◆ The request: Set down every entry word for word. Omit the pictures.

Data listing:
◇ ◇ ◇ ◇ ◇

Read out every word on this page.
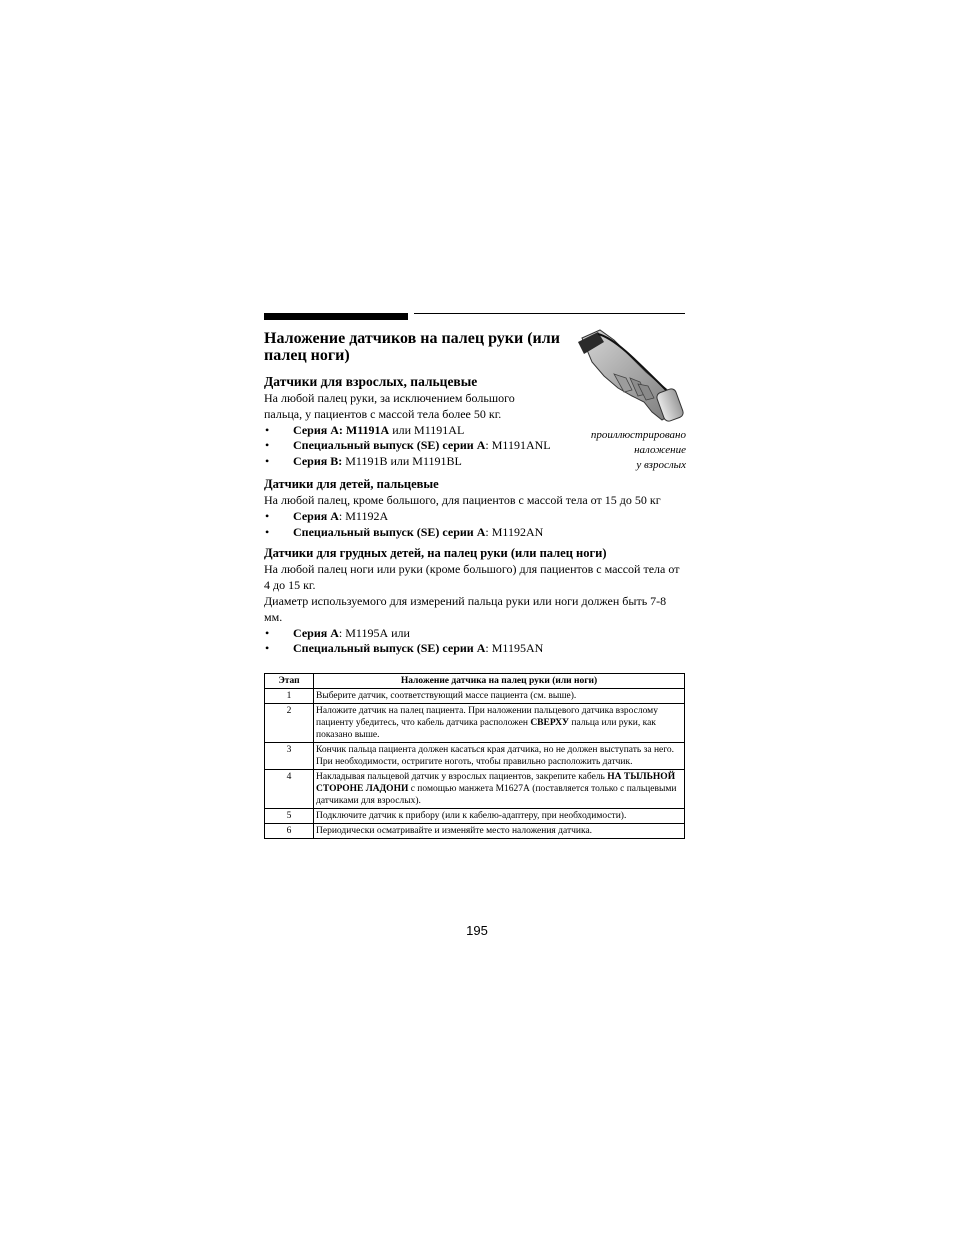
проиллюстрировано
наложение
у взрослых
Наложение датчиков на палец руки (или палец ноги)
Датчики для взрослых, пальцевые

На любой палец руки, за исключением большого пальца, у пациентов с массой тела более 50 кг.

• Серия А: М1191А или М1191AL
• Специальный выпуск (SE) серии А: М1191ANL
• Серия В: М1191В или М1191BL
Датчики для детей, пальцевые

На любой палец, кроме большого, для пациентов с массой тела от 15 до 50 кг

• Серия А: М1192А
• Специальный выпуск (SE) серии А: М1192AN
Датчики для грудных детей, на палец руки (или палец ноги)

На любой палец ноги или руки (кроме большого) для пациентов с массой тела от 4 до 15 кг.

Диаметр используемого для измерений пальца руки или ноги должен быть 7-8 мм.

• Серия А: М1195А или
• Специальный выпуск (SE) серии А: М1195AN
Этап	Наложение датчика на палец руки (или ноги)
1	Выберите датчик, соответствующий массе пациента (см. выше).
2	Наложите датчик на палец пациента. При наложении пальцевого датчика взрослому пациенту убедитесь, что кабель датчика расположен СВЕРХУ пальца или руки, как показано выше.
3	Кончик пальца пациента должен касаться края датчика, но не должен выступать за него. При необходимости, остригите ноготь, чтобы правильно расположить датчик.
4	Накладывая пальцевой датчик у взрослых пациентов, закрепите кабель НА ТЫЛЬНОЙ СТОРОНЕ ЛАДОНИ с помощью манжета М1627А (поставляется только с пальцевыми датчиками для взрослых).
5	Подключите датчик к прибору (или к кабелю-адаптеру, при необходимости).
6	Периодически осматривайте и изменяйте место наложения датчика.
195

◇ ◇ ◇ ◇ ◇

◆ Response to the task:
Read out every word on this page.
проиллюстрировано
наложение
у взрослых
Наложение датчиков на палец руки (или палец ноги)
Датчики для взрослых, пальцевые

На любой палец руки, за исключением большого пальца, у пациентов с массой тела более 50 кг.

• Серия А: М1191А или М1191AL
• Специальный выпуск (SE) серии А: М1191ANL
• Серия В: М1191В или М1191BL
Датчики для детей, пальцевые

На любой палец, кроме большого, для пациентов с массой тела от 15 до 50 кг

• Серия А: М1192А
• Специальный выпуск (SE) серии А: М1192AN
Датчики для грудных детей, на палец руки (или палец ноги)

На любой палец ноги или руки (кроме большого) для пациентов с массой тела от 4 до 15 кг.

Диаметр используемого для измерений пальца руки или ноги должен быть 7-8 мм.

• Серия А: М1195А или
• Специальный выпуск (SE) серии А: М1195AN
Этап	Наложение датчика на палец руки (или ноги)
1	Выберите датчик, соответствующий массе пациента (см. выше).
2	Наложите датчик на палец пациента. При наложении пальцевого датчика взрослому пациенту убедитесь, что кабель датчика расположен СВЕРХУ пальца или руки, как показано выше.
3	Кончик пальца пациента должен касаться края датчика, но не должен выступать за него. При необходимости, остригите ноготь, чтобы правильно расположить датчик.
4	Накладывая пальцевой датчик у взрослых пациентов, закрепите кабель НА ТЫЛЬНОЙ СТОРОНЕ ЛАДОНИ с помощью манжета М1627А (поставляется только с пальцевыми датчиками для взрослых).
5	Подключите датчик к прибору (или к кабелю-адаптеру, при необходимости).
6	Периодически осматривайте и изменяйте место наложения датчика.
195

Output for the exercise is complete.